SET TASK: In the entries below, count every line with the word "inwepo". Return only the count.

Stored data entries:
------------------------------------------------------------

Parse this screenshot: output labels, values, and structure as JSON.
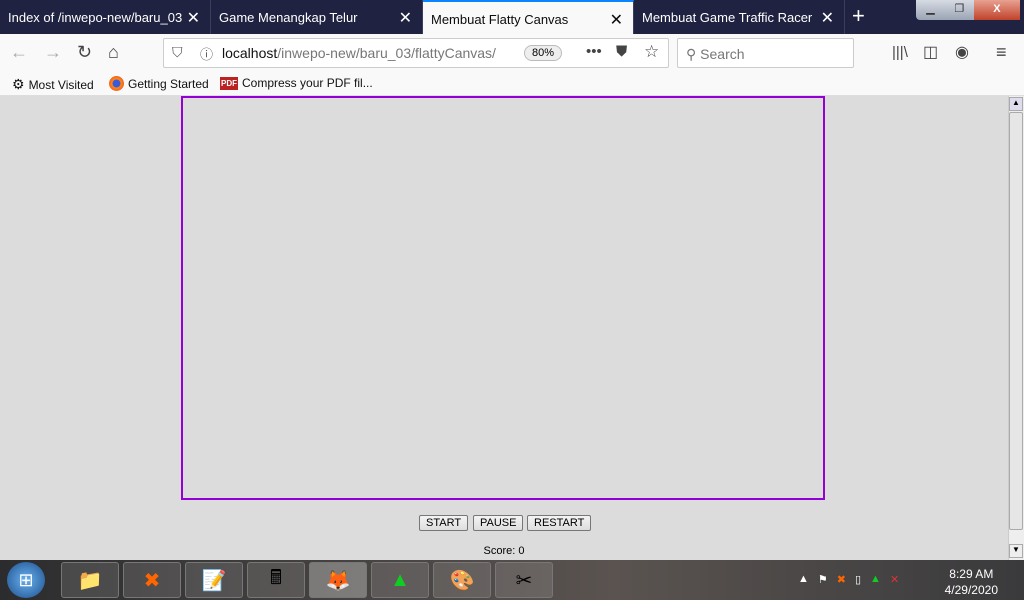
{
  "browser": {
    "tabs": [
      {
        "label": "Index of /inwepo-new/baru_03"
      },
      {
        "label": "Game Menangkap Telur"
      },
      {
        "label": "Membuat Flatty Canvas",
        "active": true
      },
      {
        "label": "Membuat Game Traffic Racer"
      }
    ],
    "url_host": "localhost",
    "url_path": "/inwepo-new/baru_03/flattyCanvas/",
    "zoom": "80%",
    "search_placeholder": "Search",
    "bookmarks": [
      {
        "label": "Most Visited",
        "icon": "gear-icon"
      },
      {
        "label": "Getting Started",
        "icon": "firefox-icon"
      },
      {
        "label": "Compress your PDF fil...",
        "icon": "pdf-icon"
      }
    ],
    "pdf_badge": "PDF"
  },
  "page": {
    "canvas_border_color": "#9400d3",
    "buttons": {
      "start": "START",
      "pause": "PAUSE",
      "restart": "RESTART"
    },
    "score": "Score: 0"
  },
  "taskbar": {
    "time": "8:29 AM",
    "date": "4/29/2020"
  }
}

------------------------------------------------------------

SOLVED EXERCISE: 2